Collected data
•••
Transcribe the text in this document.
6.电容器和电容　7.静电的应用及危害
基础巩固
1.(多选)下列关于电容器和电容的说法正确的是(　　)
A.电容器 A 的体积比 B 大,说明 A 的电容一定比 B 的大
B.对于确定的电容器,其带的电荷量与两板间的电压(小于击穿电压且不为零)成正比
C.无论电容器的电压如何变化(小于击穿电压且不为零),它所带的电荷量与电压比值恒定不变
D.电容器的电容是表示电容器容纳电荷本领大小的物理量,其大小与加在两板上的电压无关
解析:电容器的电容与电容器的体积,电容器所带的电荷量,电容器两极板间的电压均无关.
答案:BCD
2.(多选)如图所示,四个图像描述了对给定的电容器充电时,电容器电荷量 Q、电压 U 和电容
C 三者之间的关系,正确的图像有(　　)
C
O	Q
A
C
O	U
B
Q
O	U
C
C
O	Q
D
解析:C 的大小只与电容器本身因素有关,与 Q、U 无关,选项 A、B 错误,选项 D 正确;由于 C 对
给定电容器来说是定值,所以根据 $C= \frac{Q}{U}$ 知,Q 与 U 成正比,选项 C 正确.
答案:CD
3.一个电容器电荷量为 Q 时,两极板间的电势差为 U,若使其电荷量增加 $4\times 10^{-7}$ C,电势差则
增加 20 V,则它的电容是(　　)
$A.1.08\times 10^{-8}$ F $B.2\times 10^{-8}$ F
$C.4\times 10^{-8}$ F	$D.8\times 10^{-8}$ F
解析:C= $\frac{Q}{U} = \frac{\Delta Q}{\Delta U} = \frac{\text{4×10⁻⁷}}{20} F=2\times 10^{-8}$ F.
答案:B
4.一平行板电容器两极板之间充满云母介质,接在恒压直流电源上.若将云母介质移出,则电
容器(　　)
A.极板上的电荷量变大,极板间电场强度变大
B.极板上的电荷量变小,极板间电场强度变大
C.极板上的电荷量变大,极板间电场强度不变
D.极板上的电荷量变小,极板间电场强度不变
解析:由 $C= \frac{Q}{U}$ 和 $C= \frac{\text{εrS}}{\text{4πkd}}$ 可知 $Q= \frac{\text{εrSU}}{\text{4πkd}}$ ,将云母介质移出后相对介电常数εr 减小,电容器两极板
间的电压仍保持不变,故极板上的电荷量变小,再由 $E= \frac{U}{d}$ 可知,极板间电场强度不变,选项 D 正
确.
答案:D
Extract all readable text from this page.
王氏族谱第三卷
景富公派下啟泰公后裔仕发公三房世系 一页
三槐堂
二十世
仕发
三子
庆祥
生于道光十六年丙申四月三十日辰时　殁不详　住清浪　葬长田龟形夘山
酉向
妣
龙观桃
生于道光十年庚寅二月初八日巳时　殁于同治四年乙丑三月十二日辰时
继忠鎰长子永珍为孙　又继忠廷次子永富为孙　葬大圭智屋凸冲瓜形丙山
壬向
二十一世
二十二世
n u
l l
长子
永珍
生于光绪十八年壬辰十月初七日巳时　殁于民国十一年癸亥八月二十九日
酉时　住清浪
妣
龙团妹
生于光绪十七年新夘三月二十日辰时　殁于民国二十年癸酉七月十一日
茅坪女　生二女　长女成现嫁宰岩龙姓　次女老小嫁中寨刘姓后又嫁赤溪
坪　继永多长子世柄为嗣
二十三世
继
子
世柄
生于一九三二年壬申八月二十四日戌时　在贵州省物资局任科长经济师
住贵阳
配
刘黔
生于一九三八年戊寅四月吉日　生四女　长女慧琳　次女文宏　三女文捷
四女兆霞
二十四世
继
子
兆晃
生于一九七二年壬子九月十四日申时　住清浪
•••
Work to do:
Identify the lines in the entries that hold "times" and return each one.

Correct output:
3.一个电容器电荷量为 Q 时,两极板间的电势差为 U,若使其电荷量增加 $4\times 10^{-7}$ C,电势差则
$A.1.08\times 10^{-8}$ F $B.2\times 10^{-8}$ F
$C.4\times 10^{-8}$ F	$D.8\times 10^{-8}$ F
解析:C= $\frac{Q}{U} = \frac{\Delta Q}{\Delta U} = \frac{\text{4×10⁻⁷}}{20} F=2\times 10^{-8}$ F.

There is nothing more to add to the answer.